(Saved data entries)
BEGIN

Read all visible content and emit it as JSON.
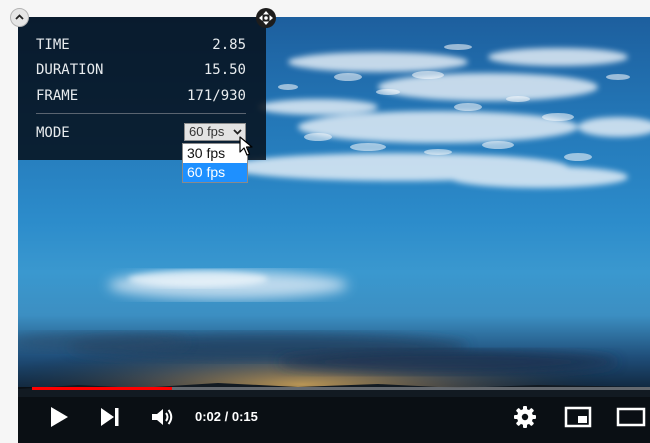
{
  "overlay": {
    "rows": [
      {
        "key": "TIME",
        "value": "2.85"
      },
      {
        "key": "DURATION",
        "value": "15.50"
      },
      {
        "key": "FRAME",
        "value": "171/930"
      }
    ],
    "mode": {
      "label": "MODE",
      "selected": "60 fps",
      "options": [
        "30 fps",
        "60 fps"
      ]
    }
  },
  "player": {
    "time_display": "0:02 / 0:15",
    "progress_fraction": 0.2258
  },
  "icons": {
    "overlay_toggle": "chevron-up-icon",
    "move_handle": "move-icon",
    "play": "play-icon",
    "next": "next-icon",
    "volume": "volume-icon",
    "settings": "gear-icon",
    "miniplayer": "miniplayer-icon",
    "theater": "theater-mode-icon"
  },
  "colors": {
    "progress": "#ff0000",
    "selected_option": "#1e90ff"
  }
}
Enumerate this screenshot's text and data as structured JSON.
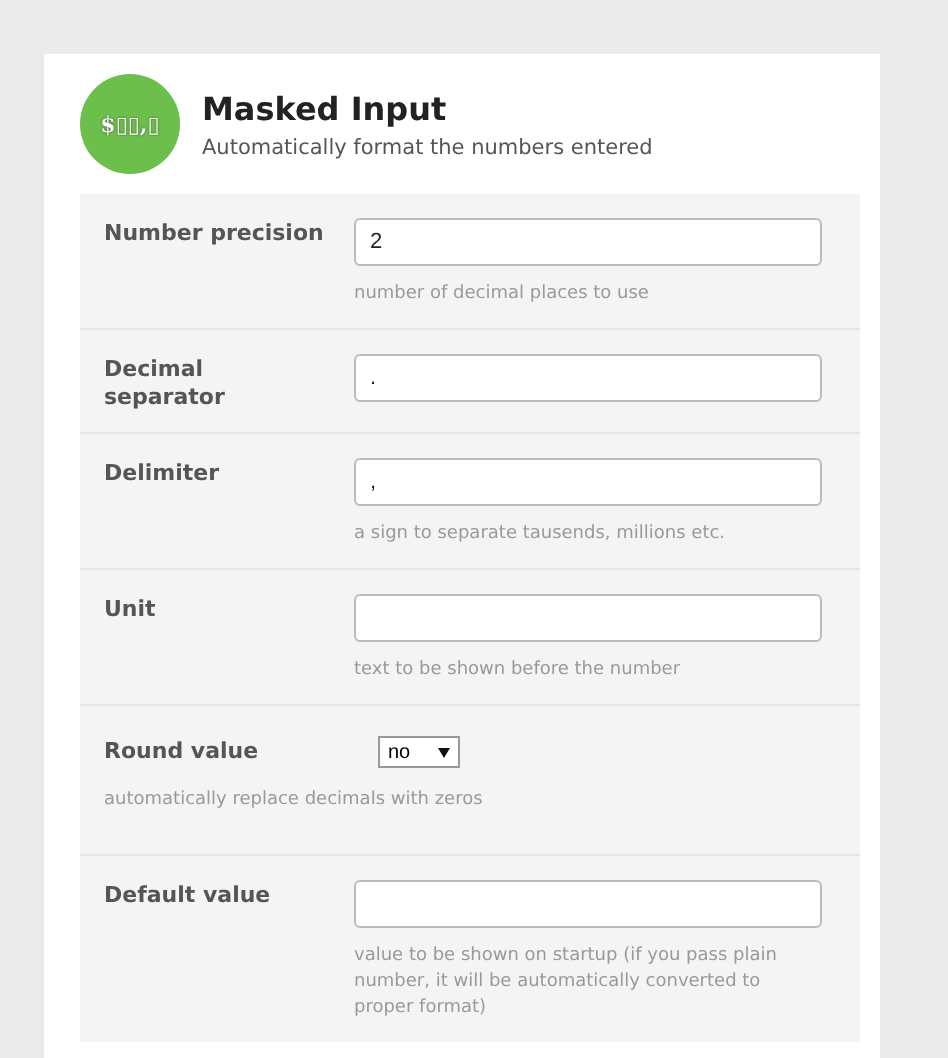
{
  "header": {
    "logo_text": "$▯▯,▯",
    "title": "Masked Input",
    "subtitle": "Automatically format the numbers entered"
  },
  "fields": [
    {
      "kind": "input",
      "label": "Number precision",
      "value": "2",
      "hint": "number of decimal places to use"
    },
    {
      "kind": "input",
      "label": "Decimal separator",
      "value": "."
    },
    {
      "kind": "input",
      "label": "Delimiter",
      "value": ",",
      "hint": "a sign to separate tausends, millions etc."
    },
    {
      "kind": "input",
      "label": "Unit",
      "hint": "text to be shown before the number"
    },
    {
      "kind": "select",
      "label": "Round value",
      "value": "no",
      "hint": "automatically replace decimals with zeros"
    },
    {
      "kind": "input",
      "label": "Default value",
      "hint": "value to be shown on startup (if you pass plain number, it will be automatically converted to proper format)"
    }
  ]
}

END

**Exercise description:** State how many lines include the string "JSON". Give no other information.

**Reply to the exercise:** 2